#### [Task]
Examine the material below. Gather every line in which the string "this" appears.
______________________________
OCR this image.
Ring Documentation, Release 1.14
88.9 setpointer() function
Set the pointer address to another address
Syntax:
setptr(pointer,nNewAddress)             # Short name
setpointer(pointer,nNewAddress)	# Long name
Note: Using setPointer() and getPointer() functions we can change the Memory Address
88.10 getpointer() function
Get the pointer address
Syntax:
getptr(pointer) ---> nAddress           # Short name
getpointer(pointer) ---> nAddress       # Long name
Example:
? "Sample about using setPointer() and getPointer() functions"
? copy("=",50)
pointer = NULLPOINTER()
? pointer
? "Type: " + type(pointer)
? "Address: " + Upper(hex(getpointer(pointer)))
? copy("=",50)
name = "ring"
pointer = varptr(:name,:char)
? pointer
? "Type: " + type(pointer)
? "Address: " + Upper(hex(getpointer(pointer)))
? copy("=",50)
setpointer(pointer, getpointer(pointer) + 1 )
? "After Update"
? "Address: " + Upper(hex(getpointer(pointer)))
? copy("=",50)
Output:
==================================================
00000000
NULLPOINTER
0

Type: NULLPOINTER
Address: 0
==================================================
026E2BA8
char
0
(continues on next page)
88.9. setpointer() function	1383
______________________________
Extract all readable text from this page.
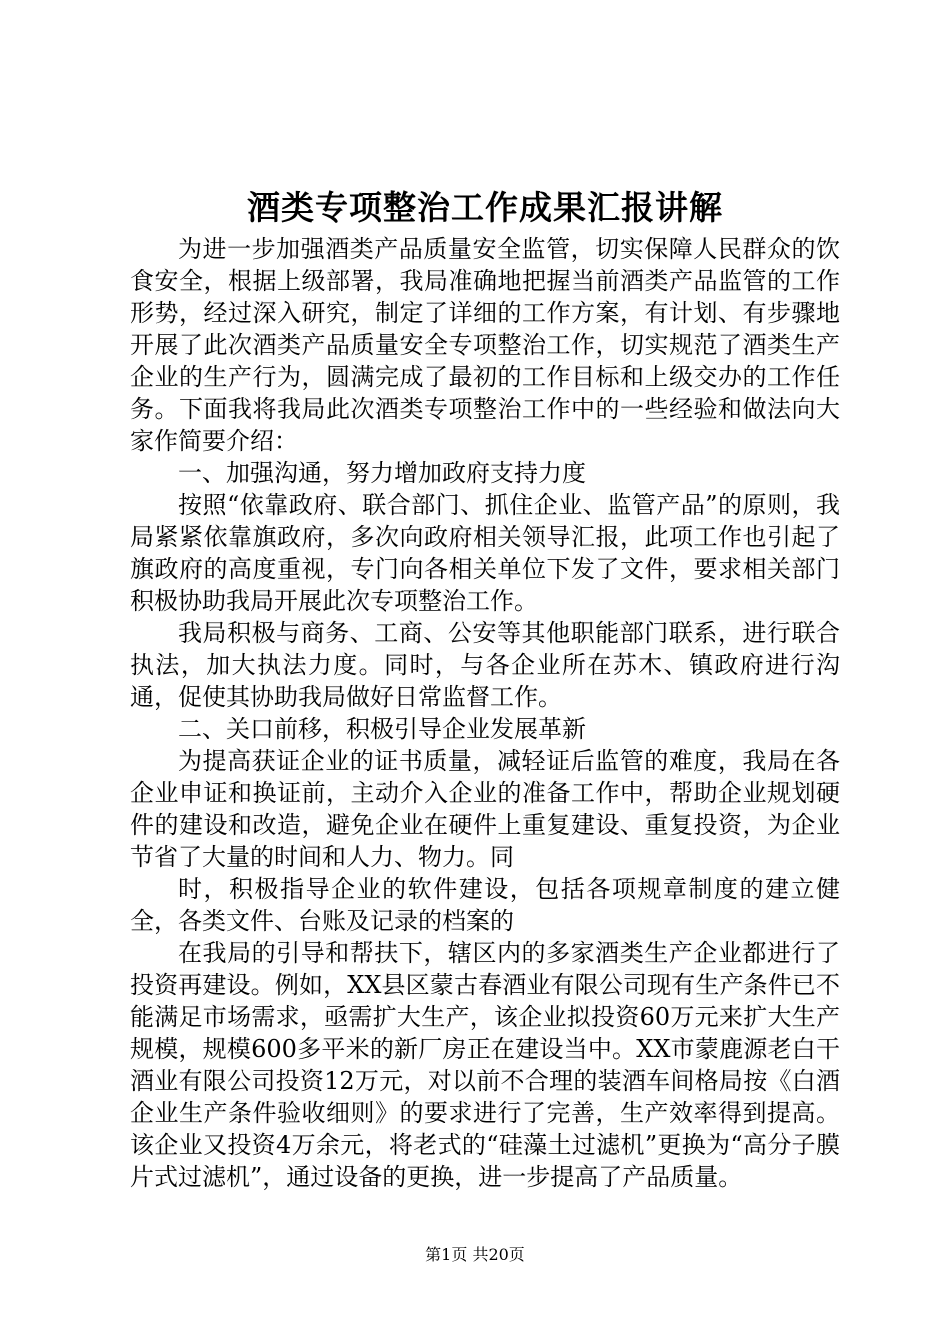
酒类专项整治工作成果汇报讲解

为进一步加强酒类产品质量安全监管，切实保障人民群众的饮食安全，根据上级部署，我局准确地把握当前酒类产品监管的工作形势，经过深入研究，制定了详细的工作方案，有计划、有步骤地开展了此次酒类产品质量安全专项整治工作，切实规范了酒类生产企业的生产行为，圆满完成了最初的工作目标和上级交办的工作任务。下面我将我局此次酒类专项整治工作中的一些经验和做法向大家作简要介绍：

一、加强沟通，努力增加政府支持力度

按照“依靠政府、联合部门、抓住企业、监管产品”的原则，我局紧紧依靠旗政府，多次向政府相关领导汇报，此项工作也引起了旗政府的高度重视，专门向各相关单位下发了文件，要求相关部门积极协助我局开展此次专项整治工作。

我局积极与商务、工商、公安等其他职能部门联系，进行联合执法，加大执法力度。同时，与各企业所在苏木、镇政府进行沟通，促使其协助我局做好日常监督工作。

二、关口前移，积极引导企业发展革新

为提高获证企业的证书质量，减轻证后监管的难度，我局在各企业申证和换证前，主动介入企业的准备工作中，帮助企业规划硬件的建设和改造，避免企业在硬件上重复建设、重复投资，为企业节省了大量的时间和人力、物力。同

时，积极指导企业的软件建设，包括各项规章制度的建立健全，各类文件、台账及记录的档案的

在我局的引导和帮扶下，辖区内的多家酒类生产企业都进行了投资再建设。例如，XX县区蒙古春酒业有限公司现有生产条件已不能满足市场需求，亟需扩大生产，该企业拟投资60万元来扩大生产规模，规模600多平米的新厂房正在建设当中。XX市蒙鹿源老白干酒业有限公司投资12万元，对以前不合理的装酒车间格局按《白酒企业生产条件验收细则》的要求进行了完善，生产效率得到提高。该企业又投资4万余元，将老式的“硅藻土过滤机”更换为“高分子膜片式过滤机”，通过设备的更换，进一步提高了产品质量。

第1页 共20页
______________________________
#### [The answer]
OCR this image.
Extract all readable text from this page.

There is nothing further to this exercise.